Entries from a dataset
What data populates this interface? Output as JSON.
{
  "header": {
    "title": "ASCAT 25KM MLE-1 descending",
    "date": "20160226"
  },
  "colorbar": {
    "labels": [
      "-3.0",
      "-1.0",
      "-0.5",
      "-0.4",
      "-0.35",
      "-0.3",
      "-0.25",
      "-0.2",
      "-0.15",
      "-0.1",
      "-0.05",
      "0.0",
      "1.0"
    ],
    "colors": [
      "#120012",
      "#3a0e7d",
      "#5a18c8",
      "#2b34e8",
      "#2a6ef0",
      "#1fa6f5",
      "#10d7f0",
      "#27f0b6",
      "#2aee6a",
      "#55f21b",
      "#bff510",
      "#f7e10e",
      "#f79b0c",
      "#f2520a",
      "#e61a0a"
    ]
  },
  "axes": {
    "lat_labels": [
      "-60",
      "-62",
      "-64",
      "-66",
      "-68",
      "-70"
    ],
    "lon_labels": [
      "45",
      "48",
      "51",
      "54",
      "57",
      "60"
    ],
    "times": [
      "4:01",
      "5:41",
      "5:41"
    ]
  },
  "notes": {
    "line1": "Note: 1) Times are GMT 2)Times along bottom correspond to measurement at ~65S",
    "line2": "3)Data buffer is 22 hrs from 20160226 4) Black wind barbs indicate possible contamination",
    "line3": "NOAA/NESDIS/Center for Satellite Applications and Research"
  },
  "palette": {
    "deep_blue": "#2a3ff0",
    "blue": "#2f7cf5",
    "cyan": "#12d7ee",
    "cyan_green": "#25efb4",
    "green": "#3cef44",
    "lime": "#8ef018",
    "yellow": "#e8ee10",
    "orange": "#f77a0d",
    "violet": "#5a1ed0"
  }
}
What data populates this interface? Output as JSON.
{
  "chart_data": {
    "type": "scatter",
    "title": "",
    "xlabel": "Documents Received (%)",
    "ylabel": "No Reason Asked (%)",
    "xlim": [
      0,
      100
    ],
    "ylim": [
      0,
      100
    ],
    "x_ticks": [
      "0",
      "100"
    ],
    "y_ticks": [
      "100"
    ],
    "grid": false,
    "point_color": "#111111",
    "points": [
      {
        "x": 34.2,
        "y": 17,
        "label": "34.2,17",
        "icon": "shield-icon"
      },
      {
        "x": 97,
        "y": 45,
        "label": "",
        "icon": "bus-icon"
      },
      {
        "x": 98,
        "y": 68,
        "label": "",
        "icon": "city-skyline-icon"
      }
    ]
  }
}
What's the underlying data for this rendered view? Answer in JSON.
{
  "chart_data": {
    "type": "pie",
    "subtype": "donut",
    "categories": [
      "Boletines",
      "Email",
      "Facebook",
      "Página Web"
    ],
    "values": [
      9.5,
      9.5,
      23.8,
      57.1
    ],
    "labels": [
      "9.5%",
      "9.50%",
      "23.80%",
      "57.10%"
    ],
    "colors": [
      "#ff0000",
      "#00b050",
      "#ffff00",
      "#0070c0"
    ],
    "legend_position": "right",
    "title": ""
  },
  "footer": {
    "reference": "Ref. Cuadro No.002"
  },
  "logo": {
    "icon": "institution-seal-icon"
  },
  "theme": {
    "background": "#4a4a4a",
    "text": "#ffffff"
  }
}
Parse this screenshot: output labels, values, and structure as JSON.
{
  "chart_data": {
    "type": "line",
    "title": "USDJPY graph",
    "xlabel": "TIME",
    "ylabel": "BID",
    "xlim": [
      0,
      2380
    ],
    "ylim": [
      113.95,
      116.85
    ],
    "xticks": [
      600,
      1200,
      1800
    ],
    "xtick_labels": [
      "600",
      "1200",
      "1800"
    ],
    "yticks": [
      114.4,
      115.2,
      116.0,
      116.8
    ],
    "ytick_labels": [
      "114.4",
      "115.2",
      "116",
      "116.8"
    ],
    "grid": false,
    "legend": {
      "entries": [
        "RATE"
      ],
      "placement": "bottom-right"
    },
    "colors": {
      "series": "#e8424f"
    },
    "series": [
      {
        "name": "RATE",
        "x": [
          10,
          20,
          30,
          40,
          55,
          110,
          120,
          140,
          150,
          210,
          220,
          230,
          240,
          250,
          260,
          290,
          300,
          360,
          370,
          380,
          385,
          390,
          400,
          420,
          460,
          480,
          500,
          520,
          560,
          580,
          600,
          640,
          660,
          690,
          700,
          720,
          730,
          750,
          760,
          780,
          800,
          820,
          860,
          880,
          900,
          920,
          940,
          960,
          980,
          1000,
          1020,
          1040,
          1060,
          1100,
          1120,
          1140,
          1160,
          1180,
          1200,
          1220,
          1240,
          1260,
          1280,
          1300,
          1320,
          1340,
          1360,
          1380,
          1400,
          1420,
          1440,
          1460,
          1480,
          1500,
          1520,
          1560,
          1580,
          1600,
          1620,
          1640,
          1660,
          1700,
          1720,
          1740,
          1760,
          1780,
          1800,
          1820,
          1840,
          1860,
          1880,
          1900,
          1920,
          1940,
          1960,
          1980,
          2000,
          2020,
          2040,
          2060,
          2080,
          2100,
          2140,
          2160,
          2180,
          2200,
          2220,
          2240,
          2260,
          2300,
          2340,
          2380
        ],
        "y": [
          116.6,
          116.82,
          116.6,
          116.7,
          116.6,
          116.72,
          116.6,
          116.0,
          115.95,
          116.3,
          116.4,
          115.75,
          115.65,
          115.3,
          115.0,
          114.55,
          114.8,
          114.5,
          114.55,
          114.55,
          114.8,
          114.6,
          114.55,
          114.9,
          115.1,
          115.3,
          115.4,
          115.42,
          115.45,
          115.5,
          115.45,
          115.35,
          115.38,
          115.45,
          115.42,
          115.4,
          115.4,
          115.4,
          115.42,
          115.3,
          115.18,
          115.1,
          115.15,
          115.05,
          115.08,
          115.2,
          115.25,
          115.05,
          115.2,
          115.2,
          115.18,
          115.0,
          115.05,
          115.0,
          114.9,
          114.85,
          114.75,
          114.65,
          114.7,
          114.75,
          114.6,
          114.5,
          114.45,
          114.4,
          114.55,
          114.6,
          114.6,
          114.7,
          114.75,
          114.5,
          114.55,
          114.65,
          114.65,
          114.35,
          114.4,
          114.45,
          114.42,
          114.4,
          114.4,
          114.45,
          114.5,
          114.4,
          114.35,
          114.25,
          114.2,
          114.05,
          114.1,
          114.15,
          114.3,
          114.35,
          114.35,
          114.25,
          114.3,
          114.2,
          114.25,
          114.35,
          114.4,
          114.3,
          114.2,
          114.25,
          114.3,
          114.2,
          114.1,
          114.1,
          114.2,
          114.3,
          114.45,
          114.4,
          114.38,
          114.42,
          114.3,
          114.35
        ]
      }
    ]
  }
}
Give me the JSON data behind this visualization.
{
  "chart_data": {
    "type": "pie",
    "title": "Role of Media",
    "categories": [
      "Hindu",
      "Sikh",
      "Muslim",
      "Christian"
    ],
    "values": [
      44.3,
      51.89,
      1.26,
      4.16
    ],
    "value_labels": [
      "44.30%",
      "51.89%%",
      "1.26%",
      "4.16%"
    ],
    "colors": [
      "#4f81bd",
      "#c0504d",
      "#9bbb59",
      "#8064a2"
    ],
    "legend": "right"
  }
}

→ **Stated goal**: Without omitting anything, output the entries exactly.

→ **Worked answer**:
What data populates this interface? Output as JSON.
{
  "header": {
    "title": "ASCAT 25KM MLE-1 descending",
    "date": "20160226"
  },
  "colorbar": {
    "labels": [
      "-3.0",
      "-1.0",
      "-0.5",
      "-0.4",
      "-0.35",
      "-0.3",
      "-0.25",
      "-0.2",
      "-0.15",
      "-0.1",
      "-0.05",
      "0.0",
      "1.0"
    ],
    "colors": [
      "#120012",
      "#3a0e7d",
      "#5a18c8",
      "#2b34e8",
      "#2a6ef0",
      "#1fa6f5",
      "#10d7f0",
      "#27f0b6",
      "#2aee6a",
      "#55f21b",
      "#bff510",
      "#f7e10e",
      "#f79b0c",
      "#f2520a",
      "#e61a0a"
    ]
  },
  "axes": {
    "lat_labels": [
      "-60",
      "-62",
      "-64",
      "-66",
      "-68",
      "-70"
    ],
    "lon_labels": [
      "45",
      "48",
      "51",
      "54",
      "57",
      "60"
    ],
    "times": [
      "4:01",
      "5:41",
      "5:41"
    ]
  },
  "notes": {
    "line1": "Note: 1) Times are GMT 2)Times along bottom correspond to measurement at ~65S",
    "line2": "3)Data buffer is 22 hrs from 20160226 4) Black wind barbs indicate possible contamination",
    "line3": "NOAA/NESDIS/Center for Satellite Applications and Research"
  },
  "palette": {
    "deep_blue": "#2a3ff0",
    "blue": "#2f7cf5",
    "cyan": "#12d7ee",
    "cyan_green": "#25efb4",
    "green": "#3cef44",
    "lime": "#8ef018",
    "yellow": "#e8ee10",
    "orange": "#f77a0d",
    "violet": "#5a1ed0"
  }
}
What data populates this interface? Output as JSON.
{
  "chart_data": {
    "type": "scatter",
    "title": "",
    "xlabel": "Documents Received (%)",
    "ylabel": "No Reason Asked (%)",
    "xlim": [
      0,
      100
    ],
    "ylim": [
      0,
      100
    ],
    "x_ticks": [
      "0",
      "100"
    ],
    "y_ticks": [
      "100"
    ],
    "grid": false,
    "point_color": "#111111",
    "points": [
      {
        "x": 34.2,
        "y": 17,
        "label": "34.2,17",
        "icon": "shield-icon"
      },
      {
        "x": 97,
        "y": 45,
        "label": "",
        "icon": "bus-icon"
      },
      {
        "x": 98,
        "y": 68,
        "label": "",
        "icon": "city-skyline-icon"
      }
    ]
  }
}
What's the underlying data for this rendered view? Answer in JSON.
{
  "chart_data": {
    "type": "pie",
    "subtype": "donut",
    "categories": [
      "Boletines",
      "Email",
      "Facebook",
      "Página Web"
    ],
    "values": [
      9.5,
      9.5,
      23.8,
      57.1
    ],
    "labels": [
      "9.5%",
      "9.50%",
      "23.80%",
      "57.10%"
    ],
    "colors": [
      "#ff0000",
      "#00b050",
      "#ffff00",
      "#0070c0"
    ],
    "legend_position": "right",
    "title": ""
  },
  "footer": {
    "reference": "Ref. Cuadro No.002"
  },
  "logo": {
    "icon": "institution-seal-icon"
  },
  "theme": {
    "background": "#4a4a4a",
    "text": "#ffffff"
  }
}
Parse this screenshot: output labels, values, and structure as JSON.
{
  "chart_data": {
    "type": "line",
    "title": "USDJPY graph",
    "xlabel": "TIME",
    "ylabel": "BID",
    "xlim": [
      0,
      2380
    ],
    "ylim": [
      113.95,
      116.85
    ],
    "xticks": [
      600,
      1200,
      1800
    ],
    "xtick_labels": [
      "600",
      "1200",
      "1800"
    ],
    "yticks": [
      114.4,
      115.2,
      116.0,
      116.8
    ],
    "ytick_labels": [
      "114.4",
      "115.2",
      "116",
      "116.8"
    ],
    "grid": false,
    "legend": {
      "entries": [
        "RATE"
      ],
      "placement": "bottom-right"
    },
    "colors": {
      "series": "#e8424f"
    },
    "series": [
      {
        "name": "RATE",
        "x": [
          10,
          20,
          30,
          40,
          55,
          110,
          120,
          140,
          150,
          210,
          220,
          230,
          240,
          250,
          260,
          290,
          300,
          360,
          370,
          380,
          385,
          390,
          400,
          420,
          460,
          480,
          500,
          520,
          560,
          580,
          600,
          640,
          660,
          690,
          700,
          720,
          730,
          750,
          760,
          780,
          800,
          820,
          860,
          880,
          900,
          920,
          940,
          960,
          980,
          1000,
          1020,
          1040,
          1060,
          1100,
          1120,
          1140,
          1160,
          1180,
          1200,
          1220,
          1240,
          1260,
          1280,
          1300,
          1320,
          1340,
          1360,
          1380,
          1400,
          1420,
          1440,
          1460,
          1480,
          1500,
          1520,
          1560,
          1580,
          1600,
          1620,
          1640,
          1660,
          1700,
          1720,
          1740,
          1760,
          1780,
          1800,
          1820,
          1840,
          1860,
          1880,
          1900,
          1920,
          1940,
          1960,
          1980,
          2000,
          2020,
          2040,
          2060,
          2080,
          2100,
          2140,
          2160,
          2180,
          2200,
          2220,
          2240,
          2260,
          2300,
          2340,
          2380
        ],
        "y": [
          116.6,
          116.82,
          116.6,
          116.7,
          116.6,
          116.72,
          116.6,
          116.0,
          115.95,
          116.3,
          116.4,
          115.75,
          115.65,
          115.3,
          115.0,
          114.55,
          114.8,
          114.5,
          114.55,
          114.55,
          114.8,
          114.6,
          114.55,
          114.9,
          115.1,
          115.3,
          115.4,
          115.42,
          115.45,
          115.5,
          115.45,
          115.35,
          115.38,
          115.45,
          115.42,
          115.4,
          115.4,
          115.4,
          115.42,
          115.3,
          115.18,
          115.1,
          115.15,
          115.05,
          115.08,
          115.2,
          115.25,
          115.05,
          115.2,
          115.2,
          115.18,
          115.0,
          115.05,
          115.0,
          114.9,
          114.85,
          114.75,
          114.65,
          114.7,
          114.75,
          114.6,
          114.5,
          114.45,
          114.4,
          114.55,
          114.6,
          114.6,
          114.7,
          114.75,
          114.5,
          114.55,
          114.65,
          114.65,
          114.35,
          114.4,
          114.45,
          114.42,
          114.4,
          114.4,
          114.45,
          114.5,
          114.4,
          114.35,
          114.25,
          114.2,
          114.05,
          114.1,
          114.15,
          114.3,
          114.35,
          114.35,
          114.25,
          114.3,
          114.2,
          114.25,
          114.35,
          114.4,
          114.3,
          114.2,
          114.25,
          114.3,
          114.2,
          114.1,
          114.1,
          114.2,
          114.3,
          114.45,
          114.4,
          114.38,
          114.42,
          114.3,
          114.35
        ]
      }
    ]
  }
}
Give me the JSON data behind this visualization.
{
  "chart_data": {
    "type": "pie",
    "title": "Role of Media",
    "categories": [
      "Hindu",
      "Sikh",
      "Muslim",
      "Christian"
    ],
    "values": [
      44.3,
      51.89,
      1.26,
      4.16
    ],
    "value_labels": [
      "44.30%",
      "51.89%%",
      "1.26%",
      "4.16%"
    ],
    "colors": [
      "#4f81bd",
      "#c0504d",
      "#9bbb59",
      "#8064a2"
    ],
    "legend": "right"
  }
}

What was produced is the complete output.